WHAT YOU HAVE TO DO. Write the data out again, character for character, with no images.
################
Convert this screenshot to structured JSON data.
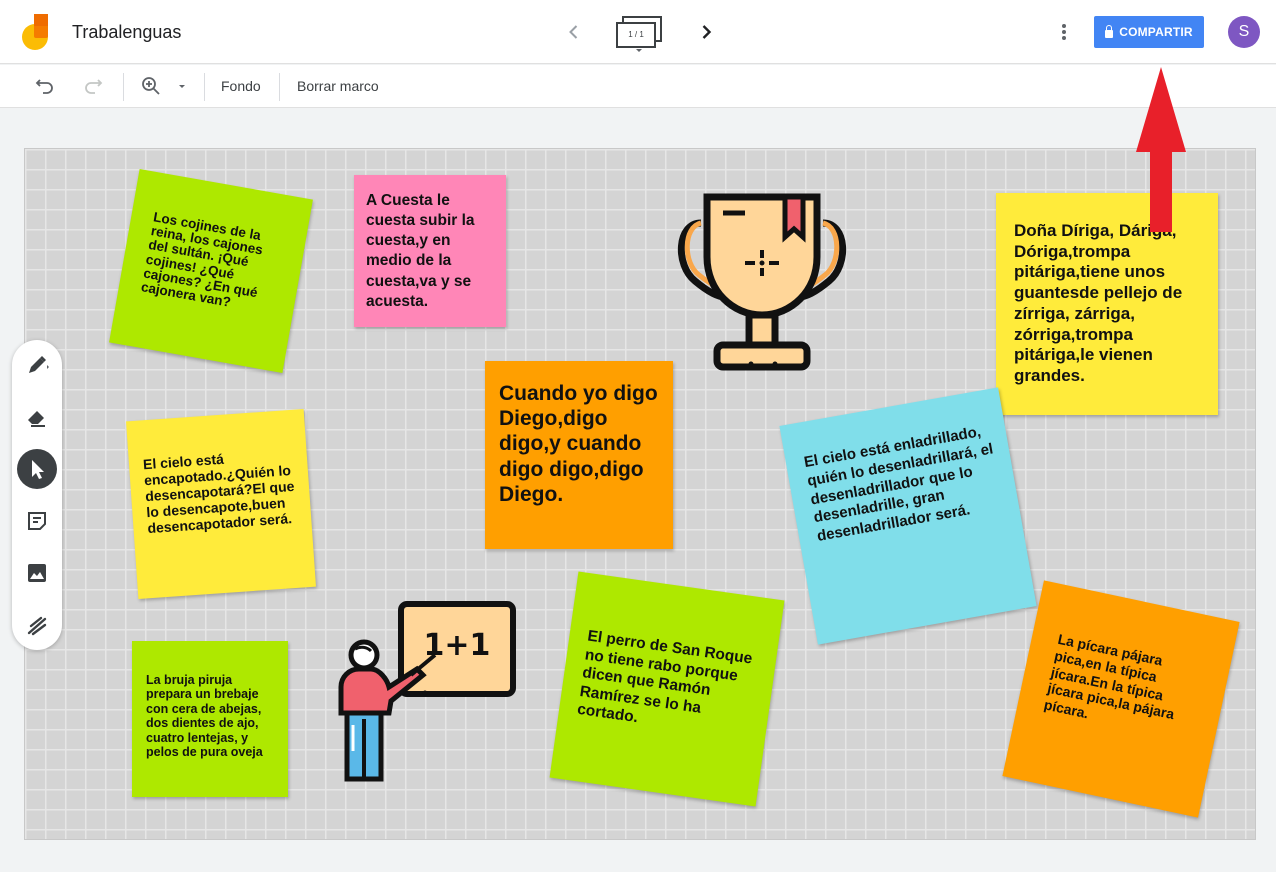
{
  "app": {
    "title": "Trabalenguas",
    "frame_indicator": "1 / 1",
    "share_label": "COMPARTIR",
    "avatar_letter": "S"
  },
  "toolbar": {
    "background_label": "Fondo",
    "clear_frame_label": "Borrar marco"
  },
  "side_tools": [
    {
      "name": "pen-icon"
    },
    {
      "name": "eraser-icon"
    },
    {
      "name": "select-icon",
      "active": true
    },
    {
      "name": "sticky-note-icon"
    },
    {
      "name": "image-icon"
    },
    {
      "name": "laser-icon"
    }
  ],
  "notes": [
    {
      "id": "cojines",
      "color": "#aee800",
      "text": "Los cojines de la reina, los cajones del sultán. ¡Qué cojines! ¿Qué cajones? ¿En qué cajonera van?"
    },
    {
      "id": "cuesta",
      "color": "#ff86b7",
      "text": "A Cuesta le cuesta subir la cuesta,y en medio de la cuesta,va y se acuesta."
    },
    {
      "id": "diego",
      "color": "#ff9f00",
      "text": "Cuando yo digo Diego,digo digo,y cuando digo digo,digo Diego."
    },
    {
      "id": "dirigia",
      "color": "#ffeb3b",
      "text": "Doña Díriga, Dáriga, Dóriga,trompa pitáriga,tiene unos guantesde pellejo de zírriga, zárriga, zórriga,trompa pitáriga,le vienen grandes."
    },
    {
      "id": "encapotado",
      "color": "#ffeb3b",
      "text": "El cielo está encapotado.¿Quién lo desencapotará?El que lo desencapote,buen desencapotador será."
    },
    {
      "id": "enladrillado",
      "color": "#80deea",
      "text": "El cielo está enladrillado, quién lo desenladrillará, el desenladrillador que lo desenladrille, gran desenladrillador será."
    },
    {
      "id": "bruja",
      "color": "#aee800",
      "text": "La bruja piruja prepara un brebaje con cera de abejas, dos dientes de ajo, cuatro lentejas, y pelos de pura oveja"
    },
    {
      "id": "perro",
      "color": "#aee800",
      "text": "El perro de San Roque no tiene rabo porque dicen que Ramón Ramírez se lo ha cortado."
    },
    {
      "id": "picara",
      "color": "#ff9f00",
      "text": "La pícara pájara pica,en la típica jícara.En la típica jícara pica,la pájara pícara."
    }
  ],
  "stickers": {
    "teacher_board_text": "1+1"
  },
  "colors": {
    "accent": "#4285f4",
    "avatar": "#7e57c2",
    "arrow": "#e8202a"
  }
}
################
WRITTEN RESPONSE.
Convert this screenshot to structured JSON data.
{
  "app": {
    "title": "Trabalenguas",
    "frame_indicator": "1 / 1",
    "share_label": "COMPARTIR",
    "avatar_letter": "S"
  },
  "toolbar": {
    "background_label": "Fondo",
    "clear_frame_label": "Borrar marco"
  },
  "side_tools": [
    {
      "name": "pen-icon"
    },
    {
      "name": "eraser-icon"
    },
    {
      "name": "select-icon",
      "active": true
    },
    {
      "name": "sticky-note-icon"
    },
    {
      "name": "image-icon"
    },
    {
      "name": "laser-icon"
    }
  ],
  "notes": [
    {
      "id": "cojines",
      "color": "#aee800",
      "text": "Los cojines de la reina, los cajones del sultán. ¡Qué cojines! ¿Qué cajones? ¿En qué cajonera van?"
    },
    {
      "id": "cuesta",
      "color": "#ff86b7",
      "text": "A Cuesta le cuesta subir la cuesta,y en medio de la cuesta,va y se acuesta."
    },
    {
      "id": "diego",
      "color": "#ff9f00",
      "text": "Cuando yo digo Diego,digo digo,y cuando digo digo,digo Diego."
    },
    {
      "id": "dirigia",
      "color": "#ffeb3b",
      "text": "Doña Díriga, Dáriga, Dóriga,trompa pitáriga,tiene unos guantesde pellejo de zírriga, zárriga, zórriga,trompa pitáriga,le vienen grandes."
    },
    {
      "id": "encapotado",
      "color": "#ffeb3b",
      "text": "El cielo está encapotado.¿Quién lo desencapotará?El que lo desencapote,buen desencapotador será."
    },
    {
      "id": "enladrillado",
      "color": "#80deea",
      "text": "El cielo está enladrillado, quién lo desenladrillará, el desenladrillador que lo desenladrille, gran desenladrillador será."
    },
    {
      "id": "bruja",
      "color": "#aee800",
      "text": "La bruja piruja prepara un brebaje con cera de abejas, dos dientes de ajo, cuatro lentejas, y pelos de pura oveja"
    },
    {
      "id": "perro",
      "color": "#aee800",
      "text": "El perro de San Roque no tiene rabo porque dicen que Ramón Ramírez se lo ha cortado."
    },
    {
      "id": "picara",
      "color": "#ff9f00",
      "text": "La pícara pájara pica,en la típica jícara.En la típica jícara pica,la pájara pícara."
    }
  ],
  "stickers": {
    "teacher_board_text": "1+1"
  },
  "colors": {
    "accent": "#4285f4",
    "avatar": "#7e57c2",
    "arrow": "#e8202a"
  }
}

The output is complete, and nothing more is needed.